**WORK TO COMPLETE:** Copy all the data exactly, except the pictures.
================
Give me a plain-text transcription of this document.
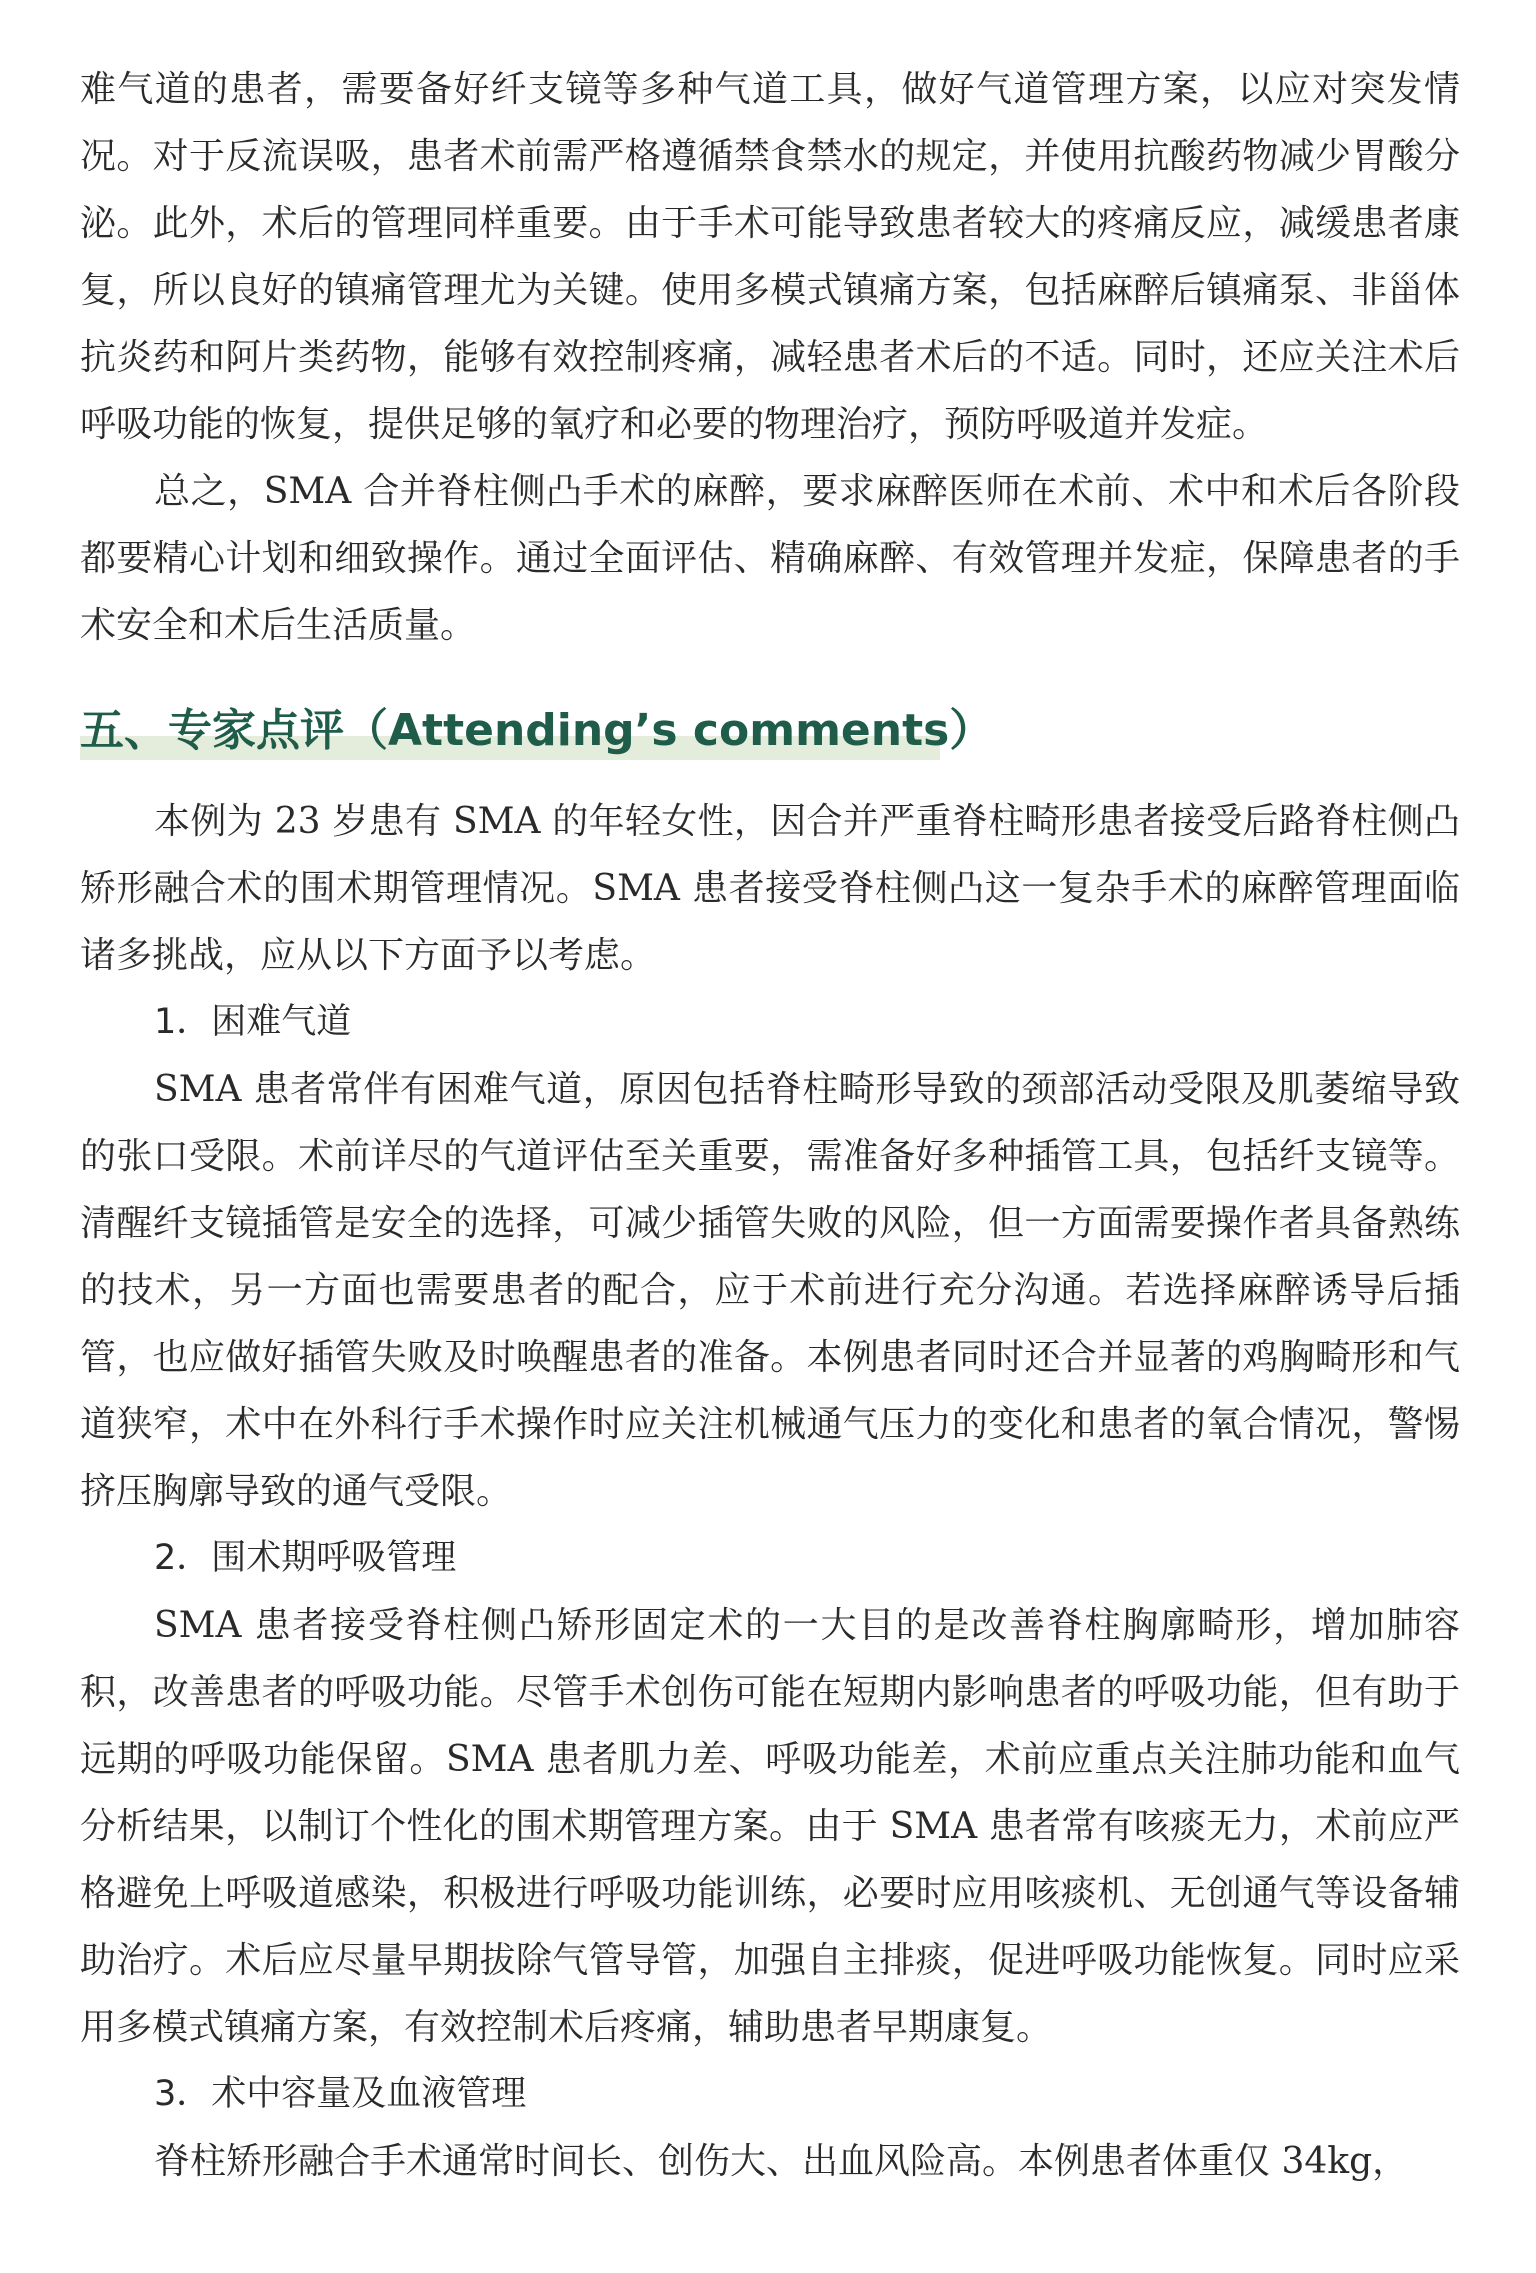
难气道的患者，需要备好纤支镜等多种气道工具，做好气道管理方案，以应对突发情况。对于反流误吸，患者术前需严格遵循禁食禁水的规定，并使用抗酸药物减少胃酸分泌。此外，术后的管理同样重要。由于手术可能导致患者较大的疼痛反应，减缓患者康复，所以良好的镇痛管理尤为关键。使用多模式镇痛方案，包括麻醉后镇痛泵、非甾体抗炎药和阿片类药物，能够有效控制疼痛，减轻患者术后的不适。同时，还应关注术后呼吸功能的恢复，提供足够的氧疗和必要的物理治疗，预防呼吸道并发症。

总之，SMA 合并脊柱侧凸手术的麻醉，要求麻醉医师在术前、术中和术后各阶段都要精心计划和细致操作。通过全面评估、精确麻醉、有效管理并发症，保障患者的手术安全和术后生活质量。

五、专家点评（Attending’s comments）

本例为 23 岁患有 SMA 的年轻女性，因合并严重脊柱畸形患者接受后路脊柱侧凸矫形融合术的围术期管理情况。SMA 患者接受脊柱侧凸这一复杂手术的麻醉管理面临诸多挑战，应从以下方面予以考虑。

1．困难气道

SMA 患者常伴有困难气道，原因包括脊柱畸形导致的颈部活动受限及肌萎缩导致的张口受限。术前详尽的气道评估至关重要，需准备好多种插管工具，包括纤支镜等。清醒纤支镜插管是安全的选择，可减少插管失败的风险，但一方面需要操作者具备熟练的技术，另一方面也需要患者的配合，应于术前进行充分沟通。若选择麻醉诱导后插管，也应做好插管失败及时唤醒患者的准备。本例患者同时还合并显著的鸡胸畸形和气道狭窄，术中在外科行手术操作时应关注机械通气压力的变化和患者的氧合情况，警惕挤压胸廓导致的通气受限。

2．围术期呼吸管理

SMA 患者接受脊柱侧凸矫形固定术的一大目的是改善脊柱胸廓畸形，增加肺容积，改善患者的呼吸功能。尽管手术创伤可能在短期内影响患者的呼吸功能，但有助于远期的呼吸功能保留。SMA 患者肌力差、呼吸功能差，术前应重点关注肺功能和血气分析结果，以制订个性化的围术期管理方案。由于 SMA 患者常有咳痰无力，术前应严格避免上呼吸道感染，积极进行呼吸功能训练，必要时应用咳痰机、无创通气等设备辅助治疗。术后应尽量早期拔除气管导管，加强自主排痰，促进呼吸功能恢复。同时应采用多模式镇痛方案，有效控制术后疼痛，辅助患者早期康复。

3．术中容量及血液管理

脊柱矫形融合手术通常时间长、创伤大、出血风险高。本例患者体重仅 34kg，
================
**ANSWER TO THE TASK:**
Give me a plain-text transcription of this document.
难气道的患者，需要备好纤支镜等多种气道工具，做好气道管理方案，以应对突发情况。对于反流误吸，患者术前需严格遵循禁食禁水的规定，并使用抗酸药物减少胃酸分泌。此外，术后的管理同样重要。由于手术可能导致患者较大的疼痛反应，减缓患者康复，所以良好的镇痛管理尤为关键。使用多模式镇痛方案，包括麻醉后镇痛泵、非甾体抗炎药和阿片类药物，能够有效控制疼痛，减轻患者术后的不适。同时，还应关注术后呼吸功能的恢复，提供足够的氧疗和必要的物理治疗，预防呼吸道并发症。

总之，SMA 合并脊柱侧凸手术的麻醉，要求麻醉医师在术前、术中和术后各阶段都要精心计划和细致操作。通过全面评估、精确麻醉、有效管理并发症，保障患者的手术安全和术后生活质量。

五、专家点评（Attending’s comments）

本例为 23 岁患有 SMA 的年轻女性，因合并严重脊柱畸形患者接受后路脊柱侧凸矫形融合术的围术期管理情况。SMA 患者接受脊柱侧凸这一复杂手术的麻醉管理面临诸多挑战，应从以下方面予以考虑。

1．困难气道

SMA 患者常伴有困难气道，原因包括脊柱畸形导致的颈部活动受限及肌萎缩导致的张口受限。术前详尽的气道评估至关重要，需准备好多种插管工具，包括纤支镜等。清醒纤支镜插管是安全的选择，可减少插管失败的风险，但一方面需要操作者具备熟练的技术，另一方面也需要患者的配合，应于术前进行充分沟通。若选择麻醉诱导后插管，也应做好插管失败及时唤醒患者的准备。本例患者同时还合并显著的鸡胸畸形和气道狭窄，术中在外科行手术操作时应关注机械通气压力的变化和患者的氧合情况，警惕挤压胸廓导致的通气受限。

2．围术期呼吸管理

SMA 患者接受脊柱侧凸矫形固定术的一大目的是改善脊柱胸廓畸形，增加肺容积，改善患者的呼吸功能。尽管手术创伤可能在短期内影响患者的呼吸功能，但有助于远期的呼吸功能保留。SMA 患者肌力差、呼吸功能差，术前应重点关注肺功能和血气分析结果，以制订个性化的围术期管理方案。由于 SMA 患者常有咳痰无力，术前应严格避免上呼吸道感染，积极进行呼吸功能训练，必要时应用咳痰机、无创通气等设备辅助治疗。术后应尽量早期拔除气管导管，加强自主排痰，促进呼吸功能恢复。同时应采用多模式镇痛方案，有效控制术后疼痛，辅助患者早期康复。

3．术中容量及血液管理

脊柱矫形融合手术通常时间长、创伤大、出血风险高。本例患者体重仅 34kg，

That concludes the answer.